Repeat exactly, and only, the lines from the one containing "What does this" through the end of the records.

── RECORD EXTRACTS

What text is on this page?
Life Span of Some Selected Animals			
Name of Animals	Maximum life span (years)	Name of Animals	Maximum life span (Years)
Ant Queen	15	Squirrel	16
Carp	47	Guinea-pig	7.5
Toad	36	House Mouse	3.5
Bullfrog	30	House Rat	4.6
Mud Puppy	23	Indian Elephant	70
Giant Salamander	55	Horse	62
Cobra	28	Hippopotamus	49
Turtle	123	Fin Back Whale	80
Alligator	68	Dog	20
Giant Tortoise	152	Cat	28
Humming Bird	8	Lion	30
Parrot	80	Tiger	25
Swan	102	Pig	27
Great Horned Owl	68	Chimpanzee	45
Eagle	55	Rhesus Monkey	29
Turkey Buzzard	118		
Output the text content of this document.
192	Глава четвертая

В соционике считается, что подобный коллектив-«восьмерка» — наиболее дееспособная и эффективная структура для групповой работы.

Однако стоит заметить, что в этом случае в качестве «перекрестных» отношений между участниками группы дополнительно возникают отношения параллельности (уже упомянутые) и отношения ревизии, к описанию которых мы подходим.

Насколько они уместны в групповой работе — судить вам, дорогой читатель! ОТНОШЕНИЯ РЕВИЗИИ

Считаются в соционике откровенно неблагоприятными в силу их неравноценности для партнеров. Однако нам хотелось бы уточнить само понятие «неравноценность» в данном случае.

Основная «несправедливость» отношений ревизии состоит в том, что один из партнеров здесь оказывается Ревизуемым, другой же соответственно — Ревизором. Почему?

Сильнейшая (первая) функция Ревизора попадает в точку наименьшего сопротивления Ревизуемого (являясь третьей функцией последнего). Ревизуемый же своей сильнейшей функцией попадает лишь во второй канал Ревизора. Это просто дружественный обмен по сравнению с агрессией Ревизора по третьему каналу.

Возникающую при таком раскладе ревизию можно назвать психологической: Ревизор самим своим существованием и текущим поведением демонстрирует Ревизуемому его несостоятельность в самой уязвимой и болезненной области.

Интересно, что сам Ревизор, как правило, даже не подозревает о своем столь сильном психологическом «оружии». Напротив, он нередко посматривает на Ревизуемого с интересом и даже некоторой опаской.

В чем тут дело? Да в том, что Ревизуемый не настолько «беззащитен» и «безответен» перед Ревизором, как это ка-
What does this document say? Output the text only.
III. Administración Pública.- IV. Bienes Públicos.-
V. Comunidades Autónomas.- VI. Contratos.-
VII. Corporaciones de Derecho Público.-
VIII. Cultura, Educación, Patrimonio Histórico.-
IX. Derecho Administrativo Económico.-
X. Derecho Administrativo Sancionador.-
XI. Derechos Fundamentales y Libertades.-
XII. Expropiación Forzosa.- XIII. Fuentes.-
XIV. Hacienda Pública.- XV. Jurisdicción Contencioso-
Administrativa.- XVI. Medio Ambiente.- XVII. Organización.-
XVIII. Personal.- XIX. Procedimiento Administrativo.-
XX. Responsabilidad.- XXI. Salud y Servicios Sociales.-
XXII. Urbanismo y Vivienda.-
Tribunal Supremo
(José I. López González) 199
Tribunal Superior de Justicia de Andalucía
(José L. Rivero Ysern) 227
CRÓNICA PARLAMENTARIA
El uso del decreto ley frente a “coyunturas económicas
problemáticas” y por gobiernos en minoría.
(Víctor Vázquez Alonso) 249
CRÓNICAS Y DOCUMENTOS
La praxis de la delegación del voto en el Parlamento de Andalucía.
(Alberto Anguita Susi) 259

────

THE COMPLETED TASK:
What does this document say? Output the text only.
III. Administración Pública.- IV. Bienes Públicos.-
V. Comunidades Autónomas.- VI. Contratos.-
VII. Corporaciones de Derecho Público.-
VIII. Cultura, Educación, Patrimonio Histórico.-
IX. Derecho Administrativo Económico.-
X. Derecho Administrativo Sancionador.-
XI. Derechos Fundamentales y Libertades.-
XII. Expropiación Forzosa.- XIII. Fuentes.-
XIV. Hacienda Pública.- XV. Jurisdicción Contencioso-
Administrativa.- XVI. Medio Ambiente.- XVII. Organización.-
XVIII. Personal.- XIX. Procedimiento Administrativo.-
XX. Responsabilidad.- XXI. Salud y Servicios Sociales.-
XXII. Urbanismo y Vivienda.-
Tribunal Supremo
(José I. López González) 199
Tribunal Superior de Justicia de Andalucía
(José L. Rivero Ysern) 227
CRÓNICA PARLAMENTARIA
El uso del decreto ley frente a “coyunturas económicas
problemáticas” y por gobiernos en minoría.
(Víctor Vázquez Alonso) 249
CRÓNICAS Y DOCUMENTOS
La praxis de la delegación del voto en el Parlamento de Andalucía.
(Alberto Anguita Susi) 259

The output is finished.